* **INFORMATION PROVIDED**:
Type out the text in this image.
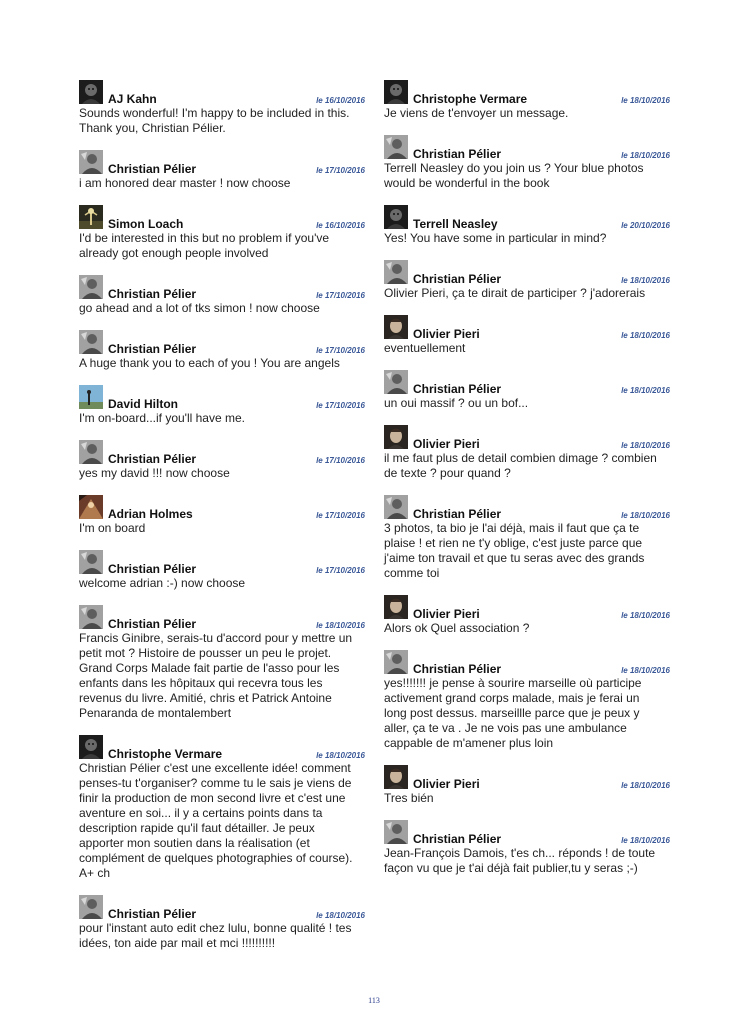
AJ Kahn	le 16/10/2016
Sounds wonderful! I'm happy to be included in this.
Thank you, Christian Pélier.
Christian Pélier	le 17/10/2016
i am honored dear master ! now choose
Simon Loach	le 16/10/2016
I'd be interested in this but no problem if you've
already got enough people involved
Christian Pélier	le 17/10/2016
go ahead and a lot of tks simon ! now choose
Christian Pélier	le 17/10/2016
A huge thank you to each of you ! You are angels
David Hilton	le 17/10/2016
I'm on-board...if you'll have me.
Christian Pélier	le 17/10/2016
yes my david !!! now choose
Adrian Holmes	le 17/10/2016
I'm on board
Christian Pélier	le 17/10/2016
welcome adrian :-) now choose
Christian Pélier	le 18/10/2016
Francis Ginibre, serais-tu d'accord pour y mettre un
petit mot ? Histoire de pousser un peu le projet.
Grand Corps Malade fait partie de l'asso pour les
enfants dans les hôpitaux qui recevra tous les
revenus du livre. Amitié, chris et Patrick Antoine
Penaranda de montalembert
Christophe Vermare	le 18/10/2016
Christian Pélier c'est une excellente idée! comment
penses-tu t'organiser? comme tu le sais je viens de
finir la production de mon second livre et c'est une
aventure en soi... il y a certains points dans ta
description rapide qu'il faut détailler. Je peux
apporter mon soutien dans la réalisation (et
complément de quelques photographies of course).
A+ ch
Christian Pélier	le 18/10/2016
pour l'instant auto edit chez lulu, bonne qualité ! tes
idées, ton aide par mail et mci !!!!!!!!!!
Christophe Vermare	le 18/10/2016
Je viens de t'envoyer un message.
Christian Pélier	le 18/10/2016
Terrell Neasley do you join us ? Your blue photos
would be wonderful in the book
Terrell Neasley	le 20/10/2016
Yes! You have some in particular in mind?
Christian Pélier	le 18/10/2016
Olivier Pieri, ça te dirait de participer ? j'adorerais
Olivier Pieri	le 18/10/2016
eventuellement
Christian Pélier	le 18/10/2016
un oui massif ? ou un bof...
Olivier Pieri	le 18/10/2016
il me faut plus de detail combien dimage ? combien
de texte ? pour quand ?
Christian Pélier	le 18/10/2016
3 photos, ta bio je l'ai déjà, mais il faut que ça te
plaise ! et rien ne t'y oblige, c'est juste parce que
j'aime ton travail et que tu seras avec des grands
comme toi
Olivier Pieri	le 18/10/2016
Alors ok Quel association ?
Christian Pélier	le 18/10/2016
yes!!!!!!! je pense à sourire marseille où participe
activement grand corps malade, mais je ferai un
long post dessus. marseillle parce que je peux y
aller, ça te va . Je ne vois pas une ambulance
cappable de m'amener plus loin
Olivier Pieri	le 18/10/2016
Tres bién
Christian Pélier	le 18/10/2016
Jean-François Damois, t'es ch... réponds ! de toute
façon vu que je t'ai déjà fait publier,tu y seras ;-)
113
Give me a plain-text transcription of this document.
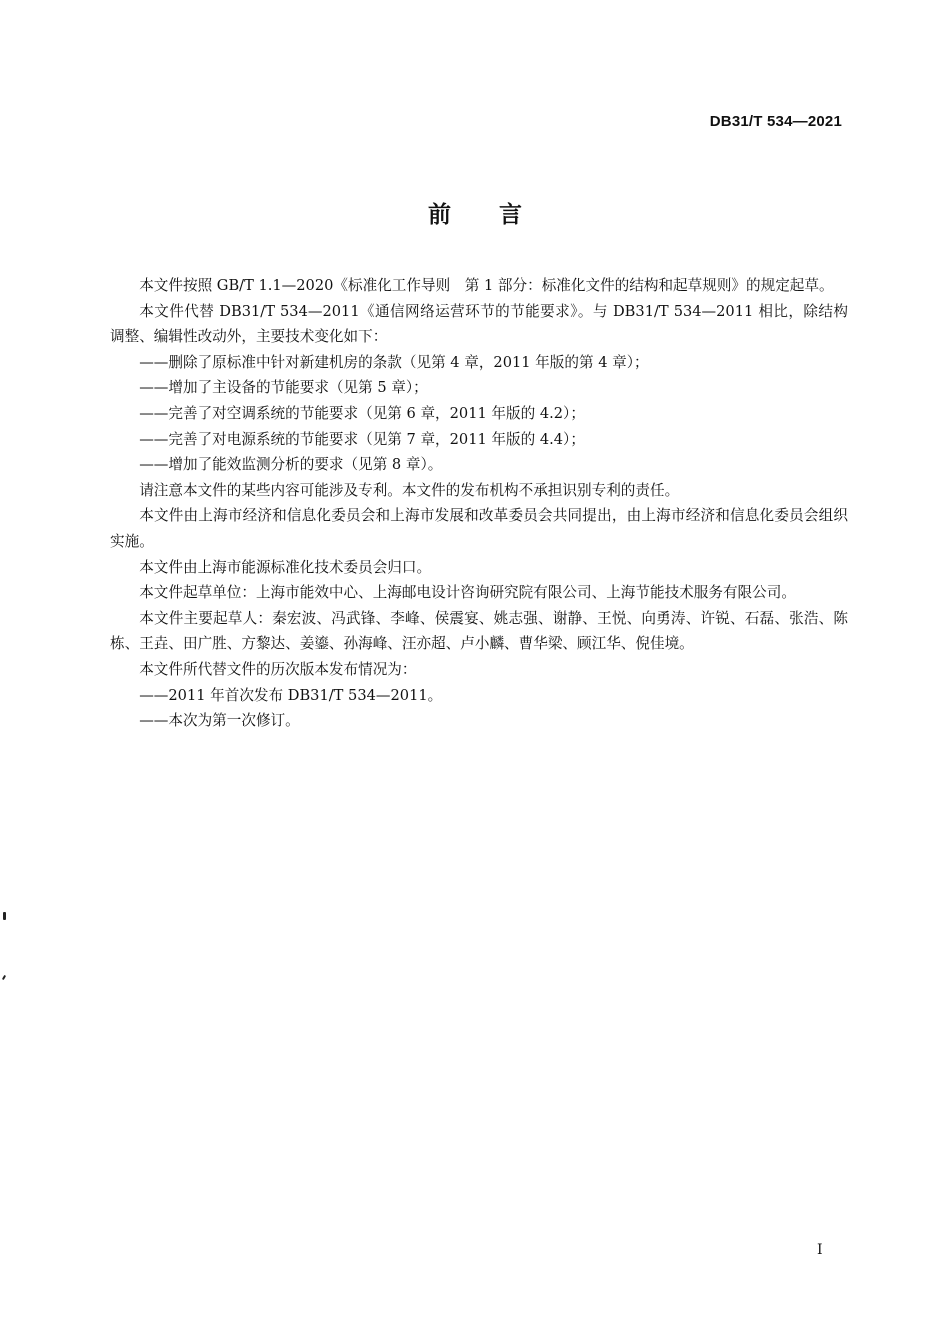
DB31/T 534—2021
前言

本文件按照 GB/T 1.1—2020《标准化工作导则　第 1 部分：标准化文件的结构和起草规则》的规定起草。

本文件代替 DB31/T 534—2011《通信网络运营环节的节能要求》。与 DB31/T 534—2011 相比，除结构调整、编辑性改动外，主要技术变化如下：

——删除了原标准中针对新建机房的条款（见第 4 章，2011 年版的第 4 章）；

——增加了主设备的节能要求（见第 5 章）；

——完善了对空调系统的节能要求（见第 6 章，2011 年版的 4.2）；

——完善了对电源系统的节能要求（见第 7 章，2011 年版的 4.4）；

——增加了能效监测分析的要求（见第 8 章）。

请注意本文件的某些内容可能涉及专利。本文件的发布机构不承担识别专利的责任。

本文件由上海市经济和信息化委员会和上海市发展和改革委员会共同提出，由上海市经济和信息化委员会组织实施。

本文件由上海市能源标准化技术委员会归口。

本文件起草单位：上海市能效中心、上海邮电设计咨询研究院有限公司、上海节能技术服务有限公司。

本文件主要起草人：秦宏波、冯武锋、李峰、侯震宴、姚志强、谢静、王悦、向勇涛、许锐、石磊、张浩、陈栋、王垚、田广胜、方黎达、姜鎏、孙海峰、汪亦超、卢小麟、曹华梁、顾江华、倪佳境。

本文件所代替文件的历次版本发布情况为：

——2011 年首次发布 DB31/T 534—2011。

——本次为第一次修订。

I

* **DIRECTIVE**:
Count each line of the data where the word "viens" appears, then reply with the total only.

* **FULL ANSWER**:
2